Could you copy every line from the material below in which "image" appears?

--- Start of RECORDS SHOWN ---

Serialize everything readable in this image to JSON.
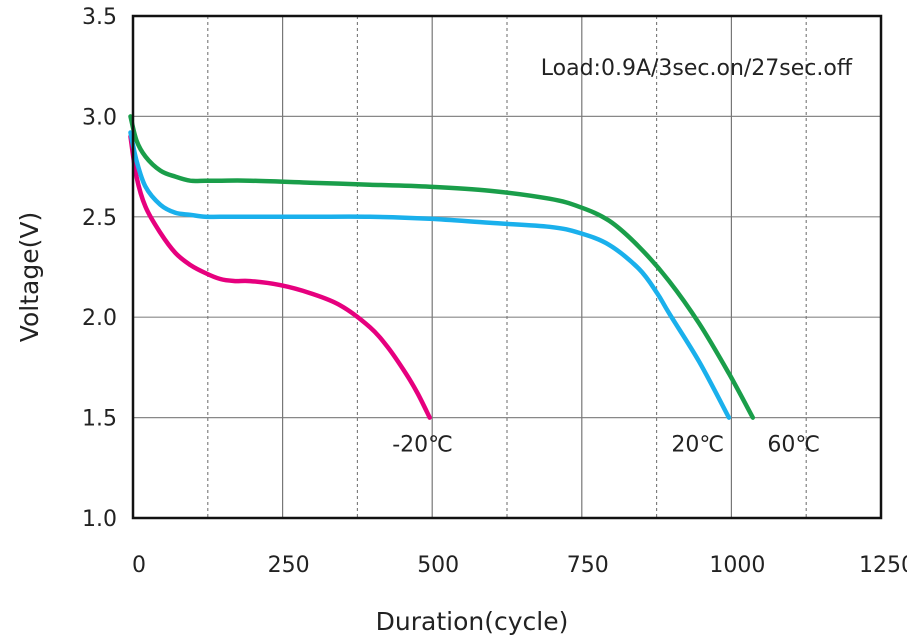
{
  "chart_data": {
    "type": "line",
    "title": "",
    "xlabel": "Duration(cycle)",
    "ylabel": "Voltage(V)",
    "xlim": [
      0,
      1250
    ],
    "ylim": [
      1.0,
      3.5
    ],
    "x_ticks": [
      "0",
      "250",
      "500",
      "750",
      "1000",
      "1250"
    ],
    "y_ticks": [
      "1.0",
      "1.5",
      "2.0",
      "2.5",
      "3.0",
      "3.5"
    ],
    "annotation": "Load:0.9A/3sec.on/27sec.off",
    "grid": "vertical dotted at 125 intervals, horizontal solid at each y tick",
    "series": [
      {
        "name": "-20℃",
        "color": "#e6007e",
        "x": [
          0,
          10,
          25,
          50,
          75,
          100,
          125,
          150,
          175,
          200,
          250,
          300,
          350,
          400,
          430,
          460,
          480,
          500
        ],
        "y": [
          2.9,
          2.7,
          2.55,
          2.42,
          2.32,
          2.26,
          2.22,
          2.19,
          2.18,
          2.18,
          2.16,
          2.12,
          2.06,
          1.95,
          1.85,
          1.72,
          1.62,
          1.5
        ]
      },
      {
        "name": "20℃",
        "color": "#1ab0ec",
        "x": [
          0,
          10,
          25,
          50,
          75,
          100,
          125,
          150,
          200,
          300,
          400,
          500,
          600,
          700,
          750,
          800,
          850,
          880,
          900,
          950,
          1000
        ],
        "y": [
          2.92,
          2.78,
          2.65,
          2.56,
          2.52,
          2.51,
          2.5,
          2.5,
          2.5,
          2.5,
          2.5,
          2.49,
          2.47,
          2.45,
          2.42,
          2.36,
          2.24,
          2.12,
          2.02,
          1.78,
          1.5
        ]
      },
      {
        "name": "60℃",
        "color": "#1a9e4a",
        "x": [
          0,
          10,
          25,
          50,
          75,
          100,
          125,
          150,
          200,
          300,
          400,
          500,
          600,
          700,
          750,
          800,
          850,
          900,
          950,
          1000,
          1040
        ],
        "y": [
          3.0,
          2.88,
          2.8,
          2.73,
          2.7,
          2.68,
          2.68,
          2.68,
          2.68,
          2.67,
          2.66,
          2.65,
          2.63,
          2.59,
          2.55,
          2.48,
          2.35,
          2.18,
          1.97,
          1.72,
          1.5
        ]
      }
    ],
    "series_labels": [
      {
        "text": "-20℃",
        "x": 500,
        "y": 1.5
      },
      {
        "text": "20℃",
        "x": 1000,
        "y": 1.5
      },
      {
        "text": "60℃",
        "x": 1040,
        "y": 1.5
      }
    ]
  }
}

--- End of RECORDS SHOWN ---
--- Start of RECORDS SHOWN ---

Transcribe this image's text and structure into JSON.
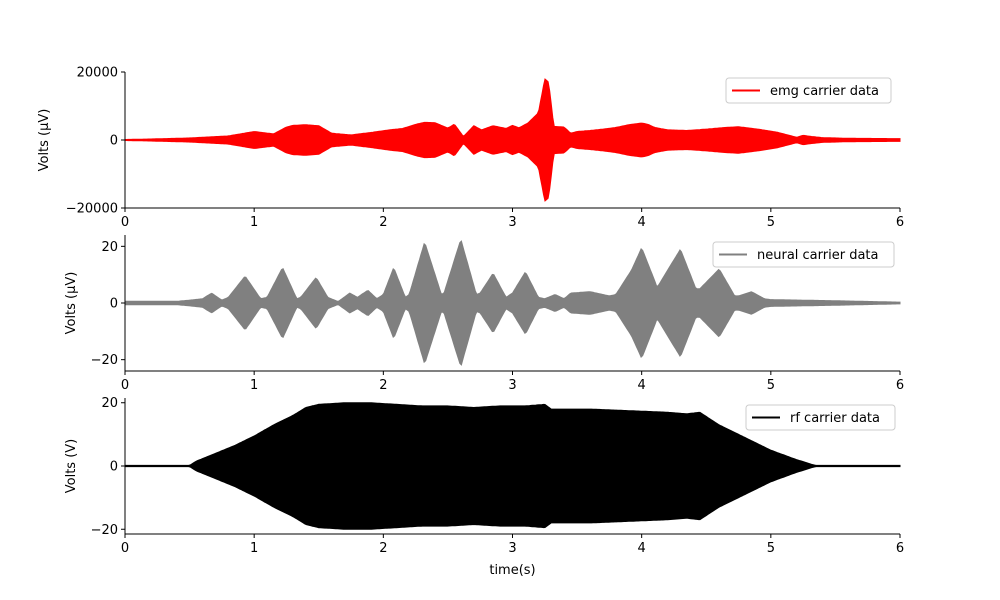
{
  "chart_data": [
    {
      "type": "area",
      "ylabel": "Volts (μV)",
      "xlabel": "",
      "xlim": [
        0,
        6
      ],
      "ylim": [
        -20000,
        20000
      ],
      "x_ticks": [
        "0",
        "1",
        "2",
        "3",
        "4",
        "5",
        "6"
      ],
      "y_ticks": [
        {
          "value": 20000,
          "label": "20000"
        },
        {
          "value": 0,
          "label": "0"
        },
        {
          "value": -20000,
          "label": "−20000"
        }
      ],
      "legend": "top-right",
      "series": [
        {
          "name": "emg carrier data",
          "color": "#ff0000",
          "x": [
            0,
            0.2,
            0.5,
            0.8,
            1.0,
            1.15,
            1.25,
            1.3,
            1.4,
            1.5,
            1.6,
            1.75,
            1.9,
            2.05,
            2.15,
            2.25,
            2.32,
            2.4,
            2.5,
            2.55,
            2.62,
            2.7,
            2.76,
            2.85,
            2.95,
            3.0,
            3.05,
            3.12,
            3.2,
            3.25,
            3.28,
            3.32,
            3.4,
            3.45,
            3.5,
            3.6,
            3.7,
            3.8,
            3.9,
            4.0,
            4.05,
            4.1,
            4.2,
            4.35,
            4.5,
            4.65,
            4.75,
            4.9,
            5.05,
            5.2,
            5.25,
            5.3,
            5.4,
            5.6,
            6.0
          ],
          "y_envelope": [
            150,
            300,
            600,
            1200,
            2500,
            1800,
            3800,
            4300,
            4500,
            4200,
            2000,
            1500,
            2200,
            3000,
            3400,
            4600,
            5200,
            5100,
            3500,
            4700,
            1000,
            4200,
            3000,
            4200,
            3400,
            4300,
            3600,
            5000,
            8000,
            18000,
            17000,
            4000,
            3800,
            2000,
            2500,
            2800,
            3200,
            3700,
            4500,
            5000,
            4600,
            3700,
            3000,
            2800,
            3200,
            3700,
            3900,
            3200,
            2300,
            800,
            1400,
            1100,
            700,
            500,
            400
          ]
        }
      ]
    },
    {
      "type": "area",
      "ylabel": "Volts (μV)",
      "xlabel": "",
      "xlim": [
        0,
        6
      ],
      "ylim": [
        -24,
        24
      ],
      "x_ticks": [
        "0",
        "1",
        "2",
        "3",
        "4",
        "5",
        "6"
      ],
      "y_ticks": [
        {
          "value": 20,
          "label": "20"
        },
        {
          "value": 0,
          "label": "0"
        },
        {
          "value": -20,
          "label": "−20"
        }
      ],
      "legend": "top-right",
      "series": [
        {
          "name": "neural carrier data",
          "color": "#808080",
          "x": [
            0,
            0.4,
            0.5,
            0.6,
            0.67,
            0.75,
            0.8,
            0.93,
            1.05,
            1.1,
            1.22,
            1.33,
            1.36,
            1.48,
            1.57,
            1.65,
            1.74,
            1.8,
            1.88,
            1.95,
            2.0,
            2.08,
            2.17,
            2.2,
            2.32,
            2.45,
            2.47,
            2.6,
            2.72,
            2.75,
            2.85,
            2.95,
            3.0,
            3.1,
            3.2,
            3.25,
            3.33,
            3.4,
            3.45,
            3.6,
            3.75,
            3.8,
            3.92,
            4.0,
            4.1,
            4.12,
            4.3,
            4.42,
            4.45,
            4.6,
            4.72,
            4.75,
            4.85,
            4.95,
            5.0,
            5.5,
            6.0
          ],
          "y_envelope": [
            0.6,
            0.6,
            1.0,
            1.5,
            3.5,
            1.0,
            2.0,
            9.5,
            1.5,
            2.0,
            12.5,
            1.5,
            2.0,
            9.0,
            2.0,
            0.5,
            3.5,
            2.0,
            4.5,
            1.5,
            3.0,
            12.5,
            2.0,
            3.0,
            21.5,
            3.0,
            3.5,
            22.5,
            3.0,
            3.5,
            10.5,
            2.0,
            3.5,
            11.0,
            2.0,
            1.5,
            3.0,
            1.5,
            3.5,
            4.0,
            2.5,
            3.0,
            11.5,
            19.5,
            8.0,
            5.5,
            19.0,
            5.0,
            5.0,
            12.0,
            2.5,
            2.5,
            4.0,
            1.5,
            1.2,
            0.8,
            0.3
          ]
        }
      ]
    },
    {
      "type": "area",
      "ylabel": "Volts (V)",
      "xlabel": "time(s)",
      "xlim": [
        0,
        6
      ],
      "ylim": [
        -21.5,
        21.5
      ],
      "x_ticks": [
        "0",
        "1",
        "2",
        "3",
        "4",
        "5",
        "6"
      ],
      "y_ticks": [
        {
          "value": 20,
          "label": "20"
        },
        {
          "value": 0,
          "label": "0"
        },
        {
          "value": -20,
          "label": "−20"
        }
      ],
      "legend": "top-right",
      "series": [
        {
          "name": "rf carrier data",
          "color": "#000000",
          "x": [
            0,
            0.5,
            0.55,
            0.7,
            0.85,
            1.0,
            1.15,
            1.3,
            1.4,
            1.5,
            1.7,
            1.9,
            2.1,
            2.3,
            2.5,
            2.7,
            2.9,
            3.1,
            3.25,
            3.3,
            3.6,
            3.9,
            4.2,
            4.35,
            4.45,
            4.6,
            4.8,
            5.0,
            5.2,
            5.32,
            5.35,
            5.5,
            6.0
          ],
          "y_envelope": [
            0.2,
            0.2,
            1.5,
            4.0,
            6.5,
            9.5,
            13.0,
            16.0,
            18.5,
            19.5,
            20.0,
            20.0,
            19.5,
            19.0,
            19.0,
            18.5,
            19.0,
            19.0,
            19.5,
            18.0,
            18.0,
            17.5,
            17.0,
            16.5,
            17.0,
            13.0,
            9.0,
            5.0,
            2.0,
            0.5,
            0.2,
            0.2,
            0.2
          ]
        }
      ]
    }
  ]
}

--- End of RECORDS SHOWN ---

▶ WRITTEN SOLUTION:
Serialize everything readable in this image to JSON.
Transcribe this image's text and structure into JSON.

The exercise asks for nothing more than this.